**THE PROBLEM**
Each line that holds the word "Ratio" is to be identified and copied.

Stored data
● ● ● ●
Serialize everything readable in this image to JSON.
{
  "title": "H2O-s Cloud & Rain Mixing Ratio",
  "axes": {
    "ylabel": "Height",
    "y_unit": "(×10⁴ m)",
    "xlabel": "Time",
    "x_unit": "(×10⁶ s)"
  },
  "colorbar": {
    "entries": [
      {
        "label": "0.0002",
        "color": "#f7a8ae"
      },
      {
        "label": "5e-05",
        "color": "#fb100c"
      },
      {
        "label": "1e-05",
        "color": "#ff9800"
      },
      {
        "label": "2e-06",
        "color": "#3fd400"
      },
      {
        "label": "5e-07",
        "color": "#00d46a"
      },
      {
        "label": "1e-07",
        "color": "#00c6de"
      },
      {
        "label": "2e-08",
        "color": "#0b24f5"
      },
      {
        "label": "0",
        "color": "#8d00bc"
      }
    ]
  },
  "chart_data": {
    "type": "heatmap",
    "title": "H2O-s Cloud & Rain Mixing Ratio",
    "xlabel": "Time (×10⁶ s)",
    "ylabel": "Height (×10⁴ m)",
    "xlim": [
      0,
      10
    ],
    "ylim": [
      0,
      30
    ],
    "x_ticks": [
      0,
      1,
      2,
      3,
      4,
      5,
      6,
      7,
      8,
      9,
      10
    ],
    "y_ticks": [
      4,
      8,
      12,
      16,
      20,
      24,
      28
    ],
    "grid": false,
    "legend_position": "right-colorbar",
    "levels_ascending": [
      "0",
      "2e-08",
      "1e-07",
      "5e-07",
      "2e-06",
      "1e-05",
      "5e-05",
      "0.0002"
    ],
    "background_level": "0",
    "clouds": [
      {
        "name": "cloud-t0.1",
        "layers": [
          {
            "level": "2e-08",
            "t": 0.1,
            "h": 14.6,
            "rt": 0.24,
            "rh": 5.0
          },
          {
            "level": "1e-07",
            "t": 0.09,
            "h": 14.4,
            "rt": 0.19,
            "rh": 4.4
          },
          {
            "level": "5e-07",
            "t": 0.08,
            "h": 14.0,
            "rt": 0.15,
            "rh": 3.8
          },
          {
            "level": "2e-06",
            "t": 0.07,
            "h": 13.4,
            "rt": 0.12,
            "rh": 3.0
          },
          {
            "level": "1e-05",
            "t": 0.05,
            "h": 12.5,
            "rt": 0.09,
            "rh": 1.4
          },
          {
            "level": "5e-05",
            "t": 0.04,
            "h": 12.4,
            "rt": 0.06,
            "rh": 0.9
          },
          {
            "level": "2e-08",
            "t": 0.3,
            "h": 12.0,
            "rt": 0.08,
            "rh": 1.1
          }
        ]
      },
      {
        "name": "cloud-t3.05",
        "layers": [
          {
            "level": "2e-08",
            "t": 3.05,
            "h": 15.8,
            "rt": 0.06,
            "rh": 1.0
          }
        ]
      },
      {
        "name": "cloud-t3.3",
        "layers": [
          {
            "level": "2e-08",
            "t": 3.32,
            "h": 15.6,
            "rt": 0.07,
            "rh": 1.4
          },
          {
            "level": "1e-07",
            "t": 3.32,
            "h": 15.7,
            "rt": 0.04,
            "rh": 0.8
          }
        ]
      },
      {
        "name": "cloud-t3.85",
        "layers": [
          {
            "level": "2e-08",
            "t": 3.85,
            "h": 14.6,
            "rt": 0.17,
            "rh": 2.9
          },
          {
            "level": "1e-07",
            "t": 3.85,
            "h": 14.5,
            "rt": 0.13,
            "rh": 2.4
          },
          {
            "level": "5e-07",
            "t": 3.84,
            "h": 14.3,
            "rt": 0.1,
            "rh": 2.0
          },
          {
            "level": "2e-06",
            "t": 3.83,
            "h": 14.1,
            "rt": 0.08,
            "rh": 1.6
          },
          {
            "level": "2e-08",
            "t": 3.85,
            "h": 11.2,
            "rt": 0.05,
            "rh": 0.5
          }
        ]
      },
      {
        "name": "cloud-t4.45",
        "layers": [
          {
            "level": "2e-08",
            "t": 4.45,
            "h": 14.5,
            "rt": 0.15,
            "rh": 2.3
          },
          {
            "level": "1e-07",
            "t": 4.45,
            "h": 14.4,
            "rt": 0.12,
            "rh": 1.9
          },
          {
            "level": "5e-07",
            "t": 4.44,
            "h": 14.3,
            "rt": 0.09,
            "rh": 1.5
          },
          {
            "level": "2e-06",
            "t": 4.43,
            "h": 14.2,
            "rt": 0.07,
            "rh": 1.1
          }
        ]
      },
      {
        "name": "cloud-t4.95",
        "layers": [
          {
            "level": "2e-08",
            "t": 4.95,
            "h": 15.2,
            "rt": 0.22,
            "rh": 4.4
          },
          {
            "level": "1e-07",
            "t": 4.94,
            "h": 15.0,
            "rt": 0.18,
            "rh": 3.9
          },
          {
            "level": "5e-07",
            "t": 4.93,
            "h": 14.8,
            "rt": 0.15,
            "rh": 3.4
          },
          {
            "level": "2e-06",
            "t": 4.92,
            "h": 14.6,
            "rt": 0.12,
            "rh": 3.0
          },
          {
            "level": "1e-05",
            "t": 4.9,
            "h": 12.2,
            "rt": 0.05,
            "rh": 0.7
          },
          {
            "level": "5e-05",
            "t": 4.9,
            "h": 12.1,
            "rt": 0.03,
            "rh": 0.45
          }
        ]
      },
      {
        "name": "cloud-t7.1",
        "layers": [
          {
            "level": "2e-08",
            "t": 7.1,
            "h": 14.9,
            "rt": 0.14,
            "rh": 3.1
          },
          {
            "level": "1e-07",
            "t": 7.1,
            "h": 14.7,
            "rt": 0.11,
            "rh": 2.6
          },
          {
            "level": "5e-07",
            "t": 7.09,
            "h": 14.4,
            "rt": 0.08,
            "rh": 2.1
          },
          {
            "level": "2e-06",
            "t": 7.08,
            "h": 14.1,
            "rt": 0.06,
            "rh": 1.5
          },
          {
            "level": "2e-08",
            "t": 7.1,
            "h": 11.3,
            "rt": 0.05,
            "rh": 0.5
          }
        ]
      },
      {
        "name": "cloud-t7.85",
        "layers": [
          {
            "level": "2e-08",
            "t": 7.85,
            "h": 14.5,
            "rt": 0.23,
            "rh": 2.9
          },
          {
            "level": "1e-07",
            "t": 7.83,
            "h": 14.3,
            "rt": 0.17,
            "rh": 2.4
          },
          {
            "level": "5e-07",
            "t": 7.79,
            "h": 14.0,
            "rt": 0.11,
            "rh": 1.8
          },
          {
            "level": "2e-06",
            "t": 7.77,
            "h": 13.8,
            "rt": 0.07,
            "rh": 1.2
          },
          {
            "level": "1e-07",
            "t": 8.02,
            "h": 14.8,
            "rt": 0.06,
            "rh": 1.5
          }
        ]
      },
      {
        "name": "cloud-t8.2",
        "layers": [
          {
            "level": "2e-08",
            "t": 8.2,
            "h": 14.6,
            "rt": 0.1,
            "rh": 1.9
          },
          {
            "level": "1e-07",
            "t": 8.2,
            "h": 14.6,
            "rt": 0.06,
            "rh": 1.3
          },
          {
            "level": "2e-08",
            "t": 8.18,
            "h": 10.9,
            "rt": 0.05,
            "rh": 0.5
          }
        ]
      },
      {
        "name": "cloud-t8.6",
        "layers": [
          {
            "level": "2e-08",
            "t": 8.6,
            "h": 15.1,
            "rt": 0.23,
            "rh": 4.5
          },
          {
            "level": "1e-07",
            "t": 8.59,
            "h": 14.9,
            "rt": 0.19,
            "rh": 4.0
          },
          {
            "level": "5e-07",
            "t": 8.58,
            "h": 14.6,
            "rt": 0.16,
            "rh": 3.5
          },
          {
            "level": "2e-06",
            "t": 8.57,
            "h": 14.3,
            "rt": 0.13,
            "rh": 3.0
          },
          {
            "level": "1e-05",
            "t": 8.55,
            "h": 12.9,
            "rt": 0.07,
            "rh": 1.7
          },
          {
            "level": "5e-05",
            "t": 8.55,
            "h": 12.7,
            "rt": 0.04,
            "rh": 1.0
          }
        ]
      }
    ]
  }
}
● ● ● ●
**FULL OUTPUT**
  "title": "H2O-s Cloud & Rain Mixing Ratio",
    "title": "H2O-s Cloud & Rain Mixing Ratio",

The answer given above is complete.